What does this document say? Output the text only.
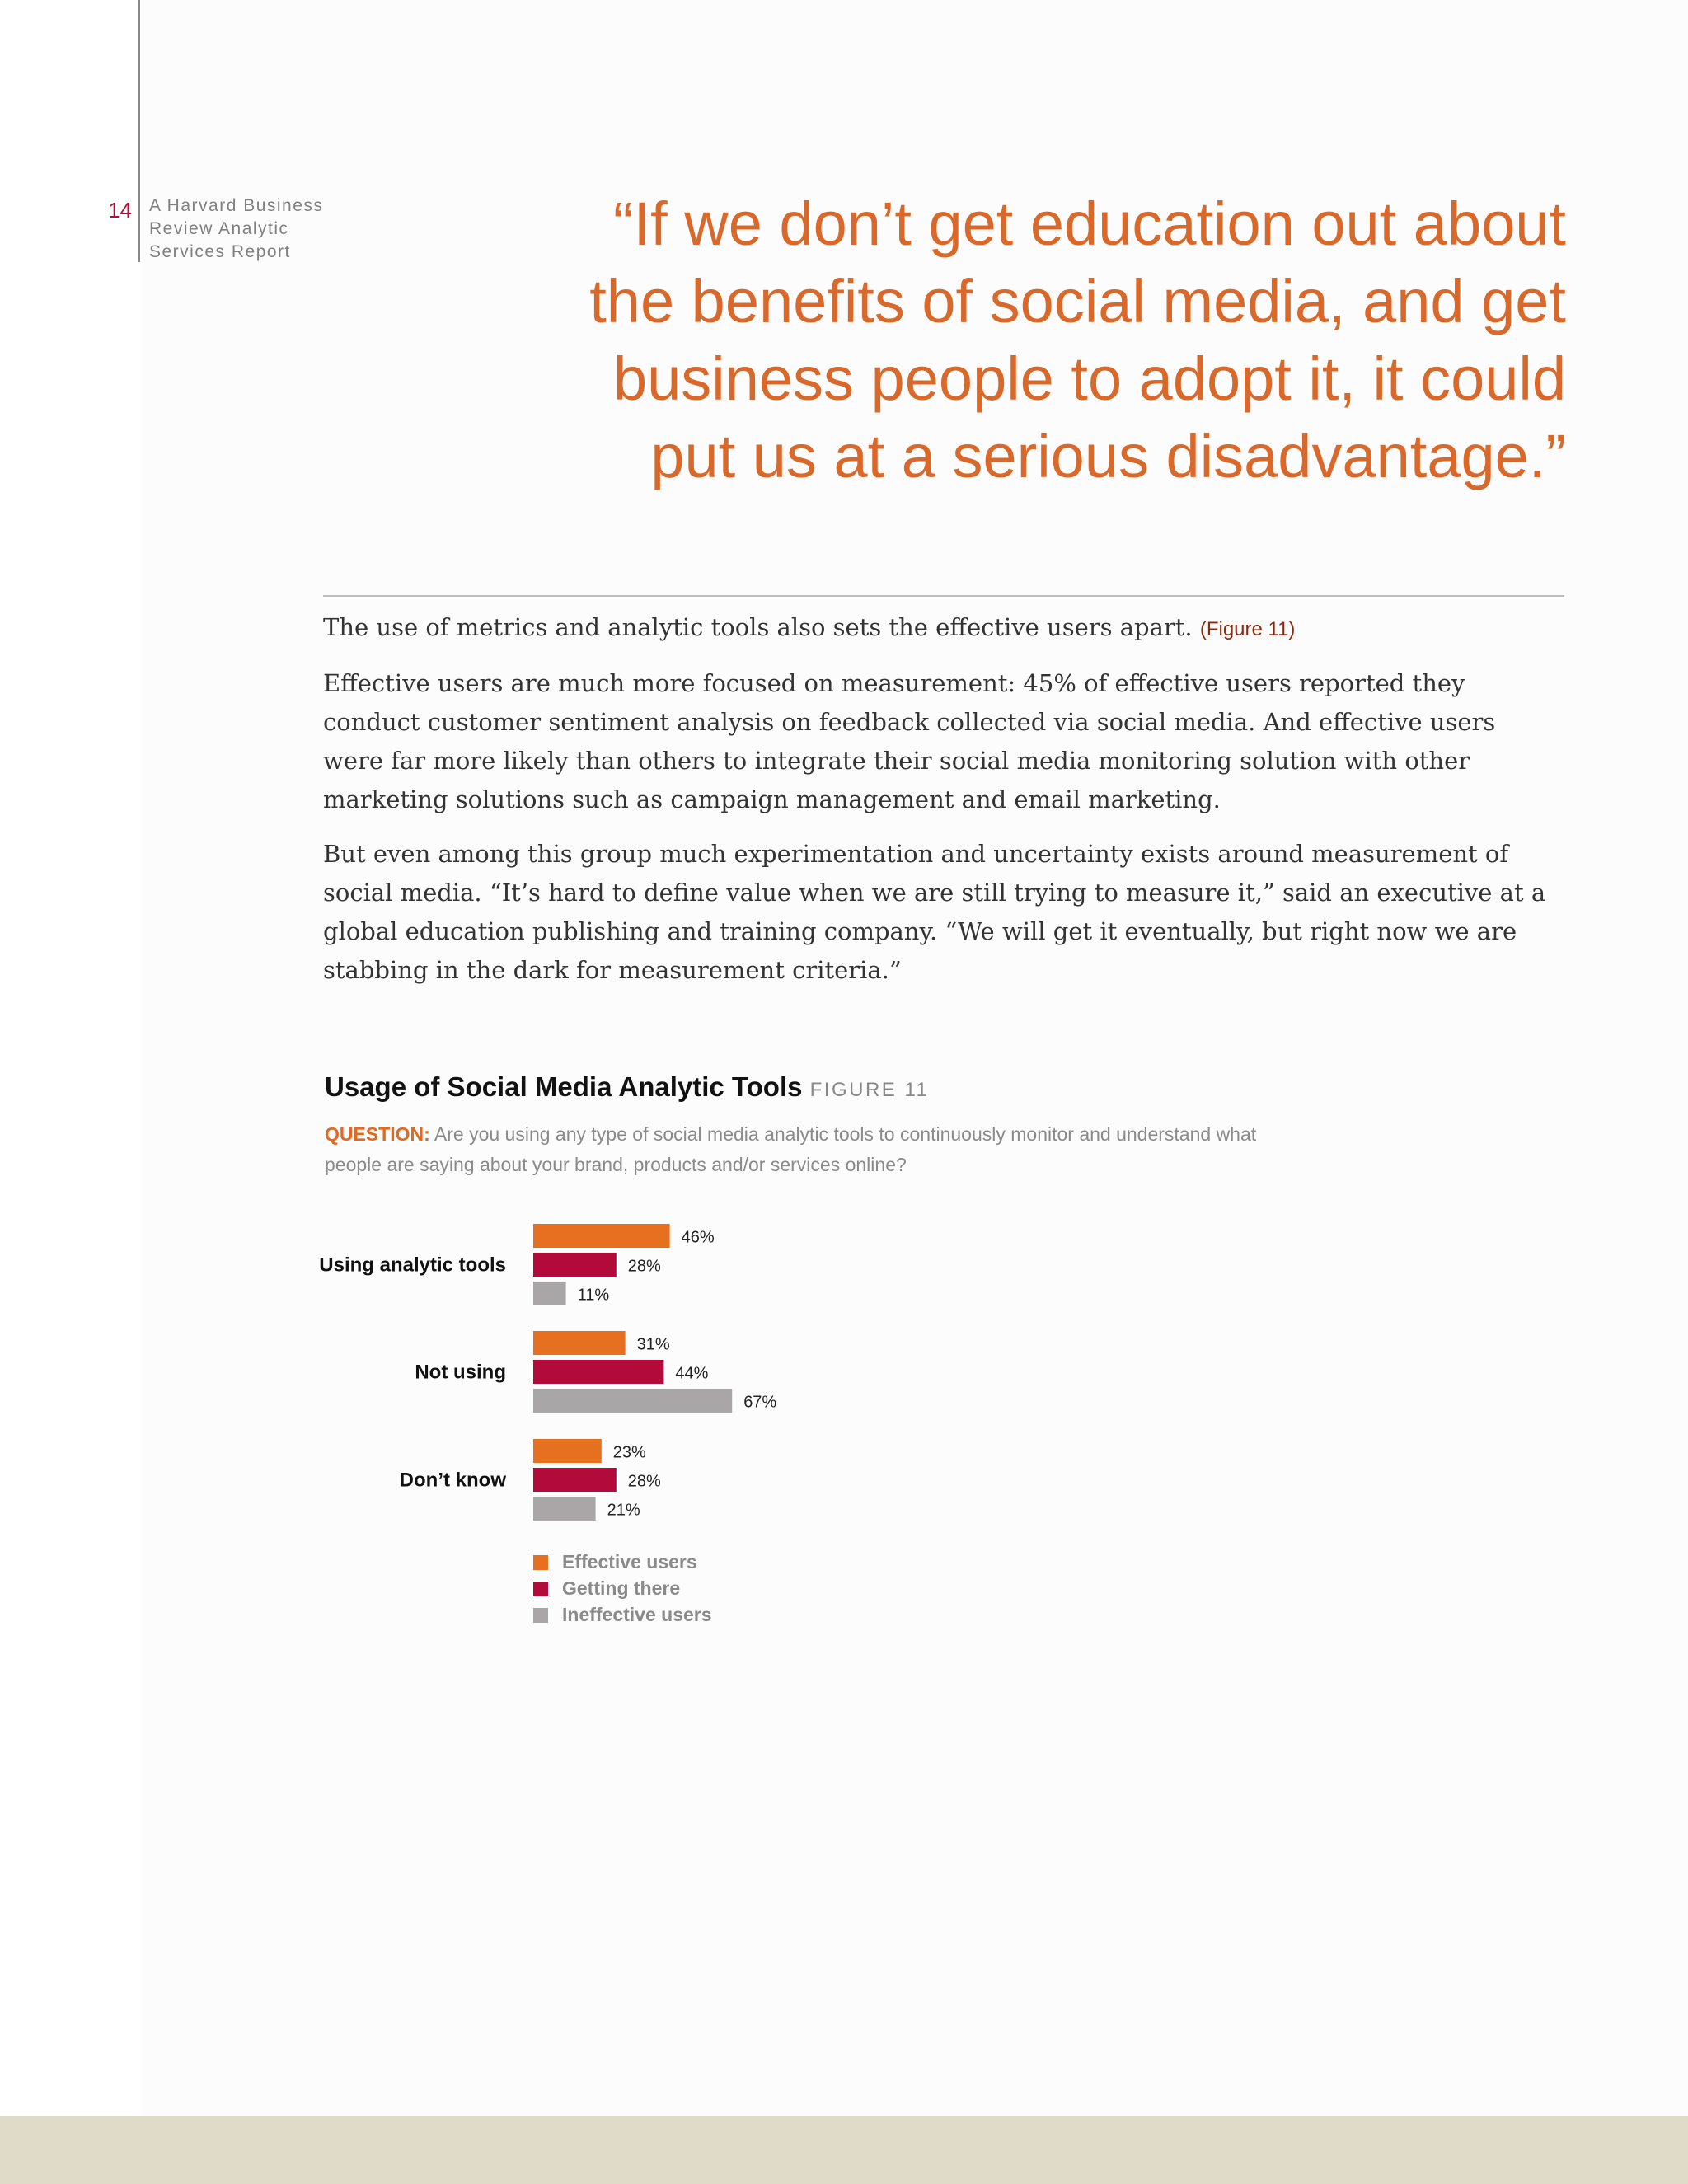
14 A Harvard Business Review Analytic Services Report	“If we don’t get education out about
the benefits of social media, and get
business people to adopt it, it could
put us at a serious disadvantage.”

The use of metrics and analytic tools also sets the effective users apart. (Figure 11)

Effective users are much more focused on measurement: 45% of effective users reported they conduct customer sentiment analysis on feedback collected via social media. And effective users were far more likely than others to integrate their social media monitoring solution with other marketing solutions such as campaign management and email marketing.

But even among this group much experimentation and uncertainty exists around measurement of social media. “It’s hard to define value when we are still trying to measure it,” said an executive at a global education publishing and training company. “We will get it eventually, but right now we are stabbing in the dark for measurement criteria.”

Usage of Social Media Analytic Tools FIGURE 11
QUESTION: Are you using any type of social media analytic tools to continuously monitor and understand what people are saying about your brand, products and/or services online?
Using analytic tools
46%
28%
11%
Not using
31%
44%
67%
Don’t know
23%
28%
21%
Effective users
Getting there
Ineffective users
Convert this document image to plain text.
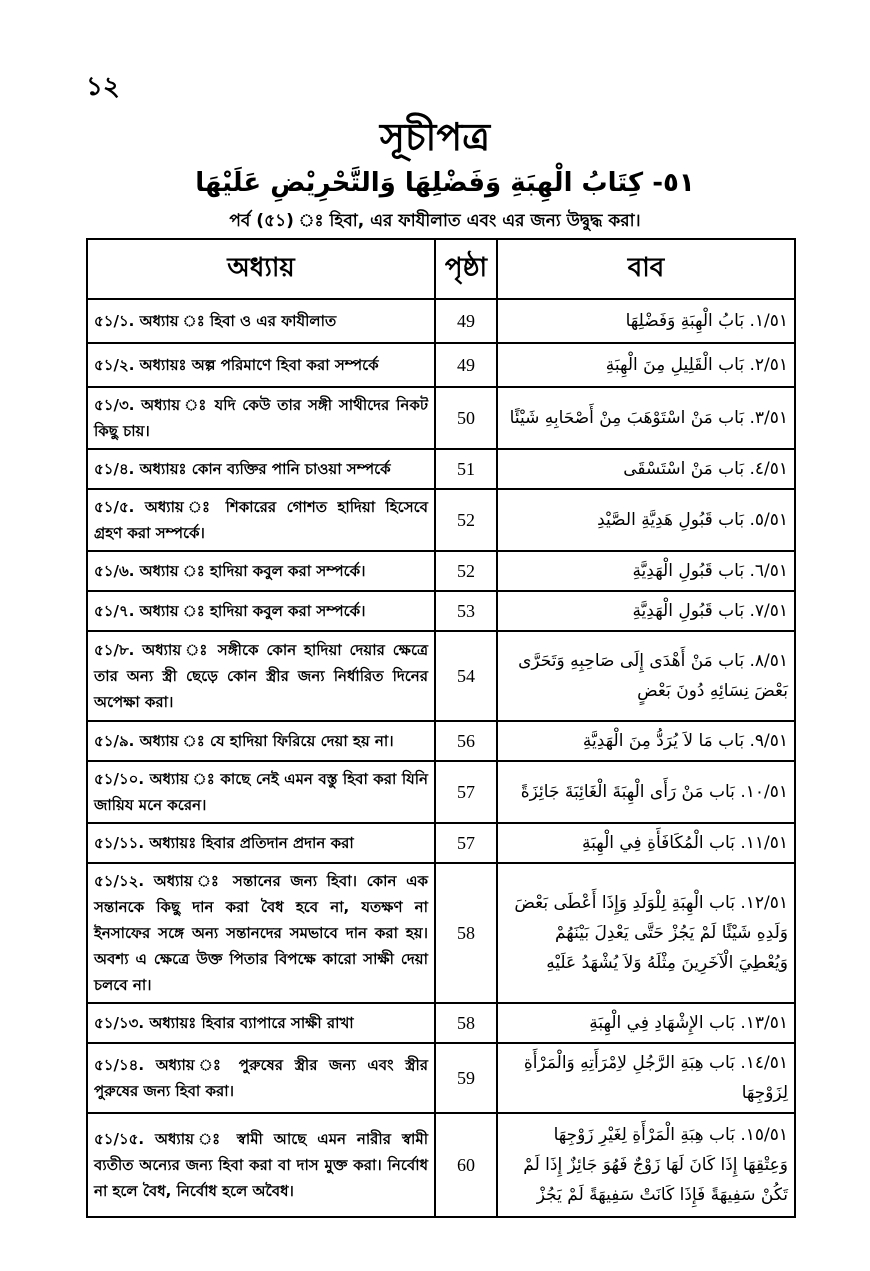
১২
সূচীপত্র
٥١- كِتَابُ الْهِبَةِ وَفَضْلِهَا وَالتَّحْرِيْضِ عَلَيْهَا
পর্ব (৫১) ঃ হিবা, এর ফাযীলাত এবং এর জন্য উদ্বুদ্ধ করা।
অধ্যায়	পৃষ্ঠা	বাব
৫১/১. অধ্যায় ঃ হিবা ও এর ফাযীলাত	49	١/٥١. بَابُ الْهِبَةِ وَفَضْلِهَا
৫১/২. অধ্যায়ঃ অল্প পরিমাণে হিবা করা সম্পর্কে	49	٢/٥١. بَاب الْقَلِيلِ مِنَ الْهِبَةِ
৫১/৩. অধ্যায় ঃ যদি কেউ তার সঙ্গী সাথীদের নিকট কিছু চায়।	50	٣/٥١. بَاب مَنْ اسْتَوْهَبَ مِنْ أَصْحَابِهِ شَيْئًا
৫১/৪. অধ্যায়ঃ কোন ব্যক্তির পানি চাওয়া সম্পর্কে	51	٤/٥١. بَاب مَنْ اسْتَسْقَى
৫১/৫. অধ্যায় ঃ শিকারের গোশত হাদিয়া হিসেবে গ্রহণ করা সম্পর্কে।	52	٥/٥١. بَاب قَبُولِ هَدِيَّةِ الصَّيْدِ
৫১/৬. অধ্যায় ঃ হাদিয়া কবুল করা সম্পর্কে।	52	٦/٥١. بَاب قَبُولِ الْهَدِيَّةِ
৫১/৭. অধ্যায় ঃ হাদিয়া কবুল করা সম্পর্কে।	53	٧/٥١. بَاب قَبُولِ الْهَدِيَّةِ
৫১/৮. অধ্যায় ঃ সঙ্গীকে কোন হাদিয়া দেয়ার ক্ষেত্রে তার অন্য স্ত্রী ছেড়ে কোন স্ত্রীর জন্য নির্ধারিত দিনের অপেক্ষা করা।	54	٨/٥١. بَاب مَنْ أَهْدَى إِلَى صَاحِبِهِ وَتَحَرَّى بَعْضَ نِسَائِهِ دُونَ بَعْضٍ
৫১/৯. অধ্যায় ঃ যে হাদিয়া ফিরিয়ে দেয়া হয় না।	56	٩/٥١. بَاب مَا لاَ يُرَدُّ مِنَ الْهَدِيَّةِ
৫১/১০. অধ্যায় ঃ কাছে নেই এমন বস্তু হিবা করা যিনি জায়িয মনে করেন।	57	١٠/٥١. بَاب مَنْ رَأَى الْهِبَةَ الْغَائِبَةَ جَائِزَةً
৫১/১১. অধ্যায়ঃ হিবার প্রতিদান প্রদান করা	57	١١/٥١. بَاب الْمُكَافَأَةِ فِي الْهِبَةِ
৫১/১২. অধ্যায় ঃ সন্তানের জন্য হিবা। কোন এক সন্তানকে কিছু দান করা বৈধ হবে না, যতক্ষণ না ইনসাফের সঙ্গে অন্য সন্তানদের সমভাবে দান করা হয়। অবশ্য এ ক্ষেত্রে উক্ত পিতার বিপক্ষে কারো সাক্ষী দেয়া চলবে না।	58	١٢/٥١. بَاب الْهِبَةِ لِلْوَلَدِ وَإِذَا أَعْطَى بَعْضَ وَلَدِهِ شَيْئًا لَمْ يَجُزْ حَتَّى يَعْدِلَ بَيْنَهُمْ وَيُعْطِيَ الْآخَرِينَ مِثْلَهُ وَلاَ يُشْهَدُ عَلَيْهِ
৫১/১৩. অধ্যায়ঃ হিবার ব্যাপারে সাক্ষী রাখা	58	١٣/٥١. بَاب الإِشْهَادِ فِي الْهِبَةِ
৫১/১৪. অধ্যায় ঃ পুরুষের স্ত্রীর জন্য এবং স্ত্রীর পুরুষের জন্য হিবা করা।	59	١٤/٥١. بَاب هِبَةِ الرَّجُلِ لاِمْرَأَتِهِ وَالْمَرْأَةِ لِزَوْجِهَا
৫১/১৫. অধ্যায় ঃ স্বামী আছে এমন নারীর স্বামী ব্যতীত অন্যের জন্য হিবা করা বা দাস মুক্ত করা। নির্বোধ না হলে বৈধ, নির্বোধ হলে অবৈধ।	60	١٥/٥١. بَاب هِبَةِ الْمَرْأَةِ لِغَيْرِ زَوْجِهَا وَعِتْقِهَا إِذَا كَانَ لَهَا زَوْجٌ فَهُوَ جَائِزٌ إِذَا لَمْ تَكُنْ سَفِيهَةً فَإِذَا كَانَتْ سَفِيهَةً لَمْ يَجُزْ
----------------------------------------
(Stated exercise) Search the entries for the word "document", then gather every line that has it.

(Task result)
What does this document say? Output the text only.
Convert this document image to plain text.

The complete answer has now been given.